*Task to complete:*
Go through the listing below and list every line with "Satisfaction".

[start Dataset extract]

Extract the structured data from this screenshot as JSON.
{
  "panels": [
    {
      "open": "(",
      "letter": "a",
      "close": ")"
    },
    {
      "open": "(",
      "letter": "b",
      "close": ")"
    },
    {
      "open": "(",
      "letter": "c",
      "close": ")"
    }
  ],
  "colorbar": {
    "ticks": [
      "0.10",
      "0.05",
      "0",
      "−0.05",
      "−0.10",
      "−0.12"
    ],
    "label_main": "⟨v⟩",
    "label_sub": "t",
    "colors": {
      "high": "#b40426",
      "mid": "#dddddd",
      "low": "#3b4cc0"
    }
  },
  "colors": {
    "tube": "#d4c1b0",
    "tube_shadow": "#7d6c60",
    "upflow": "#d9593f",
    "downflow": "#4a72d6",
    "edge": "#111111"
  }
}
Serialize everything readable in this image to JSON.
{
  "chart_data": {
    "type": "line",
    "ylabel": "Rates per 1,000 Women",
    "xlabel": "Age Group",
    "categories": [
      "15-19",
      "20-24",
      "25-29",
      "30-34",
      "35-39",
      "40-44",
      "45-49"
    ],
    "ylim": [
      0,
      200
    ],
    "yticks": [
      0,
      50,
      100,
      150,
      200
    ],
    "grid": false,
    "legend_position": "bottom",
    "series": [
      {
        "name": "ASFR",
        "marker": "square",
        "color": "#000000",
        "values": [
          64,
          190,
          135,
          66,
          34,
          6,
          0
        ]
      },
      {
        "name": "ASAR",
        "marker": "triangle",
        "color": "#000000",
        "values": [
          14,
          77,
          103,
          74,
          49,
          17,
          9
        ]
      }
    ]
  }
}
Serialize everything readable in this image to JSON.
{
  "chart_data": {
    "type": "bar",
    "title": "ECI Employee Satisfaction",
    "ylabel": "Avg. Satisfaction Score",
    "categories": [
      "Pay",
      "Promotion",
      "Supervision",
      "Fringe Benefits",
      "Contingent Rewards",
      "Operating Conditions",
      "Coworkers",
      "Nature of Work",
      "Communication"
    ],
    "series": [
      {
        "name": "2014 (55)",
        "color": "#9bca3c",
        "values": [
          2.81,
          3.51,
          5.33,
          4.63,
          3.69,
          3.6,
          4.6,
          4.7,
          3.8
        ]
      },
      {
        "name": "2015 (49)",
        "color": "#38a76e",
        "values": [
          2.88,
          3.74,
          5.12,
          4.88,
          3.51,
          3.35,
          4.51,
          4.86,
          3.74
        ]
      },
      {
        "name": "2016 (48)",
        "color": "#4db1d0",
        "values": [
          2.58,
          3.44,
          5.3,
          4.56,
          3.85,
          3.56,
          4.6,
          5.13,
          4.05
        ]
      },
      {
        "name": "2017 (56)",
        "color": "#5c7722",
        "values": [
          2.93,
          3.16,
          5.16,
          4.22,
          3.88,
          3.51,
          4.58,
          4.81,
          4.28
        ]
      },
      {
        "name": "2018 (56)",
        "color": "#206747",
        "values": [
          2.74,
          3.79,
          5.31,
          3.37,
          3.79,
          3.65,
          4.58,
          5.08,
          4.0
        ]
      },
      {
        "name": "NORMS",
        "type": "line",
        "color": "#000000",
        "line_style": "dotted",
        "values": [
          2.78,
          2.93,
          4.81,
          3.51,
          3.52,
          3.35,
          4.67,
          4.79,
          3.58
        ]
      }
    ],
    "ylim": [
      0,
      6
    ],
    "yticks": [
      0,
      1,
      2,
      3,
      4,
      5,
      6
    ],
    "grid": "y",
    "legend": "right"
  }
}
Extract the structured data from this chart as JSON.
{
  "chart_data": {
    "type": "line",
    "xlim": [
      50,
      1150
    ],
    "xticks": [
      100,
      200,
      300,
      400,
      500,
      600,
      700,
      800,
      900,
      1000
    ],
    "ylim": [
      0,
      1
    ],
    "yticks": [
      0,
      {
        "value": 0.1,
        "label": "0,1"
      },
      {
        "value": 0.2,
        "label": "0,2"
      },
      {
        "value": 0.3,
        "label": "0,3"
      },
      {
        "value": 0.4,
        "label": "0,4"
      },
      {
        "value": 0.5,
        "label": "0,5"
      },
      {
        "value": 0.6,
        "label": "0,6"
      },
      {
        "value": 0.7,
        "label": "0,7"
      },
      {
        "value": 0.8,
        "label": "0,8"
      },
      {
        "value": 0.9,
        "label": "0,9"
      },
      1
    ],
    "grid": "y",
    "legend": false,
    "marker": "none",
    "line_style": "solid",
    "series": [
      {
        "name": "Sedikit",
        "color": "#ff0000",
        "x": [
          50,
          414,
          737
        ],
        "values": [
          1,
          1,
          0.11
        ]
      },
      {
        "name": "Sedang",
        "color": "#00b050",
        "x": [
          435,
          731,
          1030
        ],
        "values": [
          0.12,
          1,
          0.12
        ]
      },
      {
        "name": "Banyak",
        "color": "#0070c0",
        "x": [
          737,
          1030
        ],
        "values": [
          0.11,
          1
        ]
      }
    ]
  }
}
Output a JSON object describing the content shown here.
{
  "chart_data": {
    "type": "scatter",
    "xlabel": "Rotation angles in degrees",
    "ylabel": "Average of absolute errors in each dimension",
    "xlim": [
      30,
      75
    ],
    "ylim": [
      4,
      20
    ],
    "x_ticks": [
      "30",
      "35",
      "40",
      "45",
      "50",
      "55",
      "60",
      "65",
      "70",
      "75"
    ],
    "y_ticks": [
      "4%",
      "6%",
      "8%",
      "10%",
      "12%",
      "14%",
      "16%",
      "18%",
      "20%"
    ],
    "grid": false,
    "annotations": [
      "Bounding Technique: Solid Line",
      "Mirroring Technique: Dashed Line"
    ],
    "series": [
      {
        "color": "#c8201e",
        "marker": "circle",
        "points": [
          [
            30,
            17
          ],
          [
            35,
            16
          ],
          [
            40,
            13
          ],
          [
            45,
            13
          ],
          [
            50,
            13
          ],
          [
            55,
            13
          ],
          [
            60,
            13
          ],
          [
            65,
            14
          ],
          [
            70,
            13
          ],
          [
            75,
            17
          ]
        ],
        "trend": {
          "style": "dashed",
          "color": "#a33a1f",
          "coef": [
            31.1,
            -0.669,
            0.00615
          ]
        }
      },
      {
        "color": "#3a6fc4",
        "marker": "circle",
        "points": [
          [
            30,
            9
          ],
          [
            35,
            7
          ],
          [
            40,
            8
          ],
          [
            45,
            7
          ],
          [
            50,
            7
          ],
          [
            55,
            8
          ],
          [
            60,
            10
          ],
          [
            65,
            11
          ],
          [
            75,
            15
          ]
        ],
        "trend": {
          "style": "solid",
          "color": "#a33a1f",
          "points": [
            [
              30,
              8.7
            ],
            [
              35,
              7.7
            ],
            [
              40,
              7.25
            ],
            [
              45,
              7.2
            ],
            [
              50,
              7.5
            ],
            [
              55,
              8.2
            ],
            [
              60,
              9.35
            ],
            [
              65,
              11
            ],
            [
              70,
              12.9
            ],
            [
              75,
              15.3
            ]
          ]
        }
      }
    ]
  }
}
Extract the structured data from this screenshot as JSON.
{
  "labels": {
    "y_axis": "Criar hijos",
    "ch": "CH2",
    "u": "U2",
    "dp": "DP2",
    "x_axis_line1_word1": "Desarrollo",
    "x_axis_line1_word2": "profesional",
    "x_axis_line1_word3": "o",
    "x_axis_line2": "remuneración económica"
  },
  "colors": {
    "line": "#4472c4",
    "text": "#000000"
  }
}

[end Dataset extract]

*Solution for this problem:*
    "title": "ECI Employee Satisfaction",
    "ylabel": "Avg. Satisfaction Score",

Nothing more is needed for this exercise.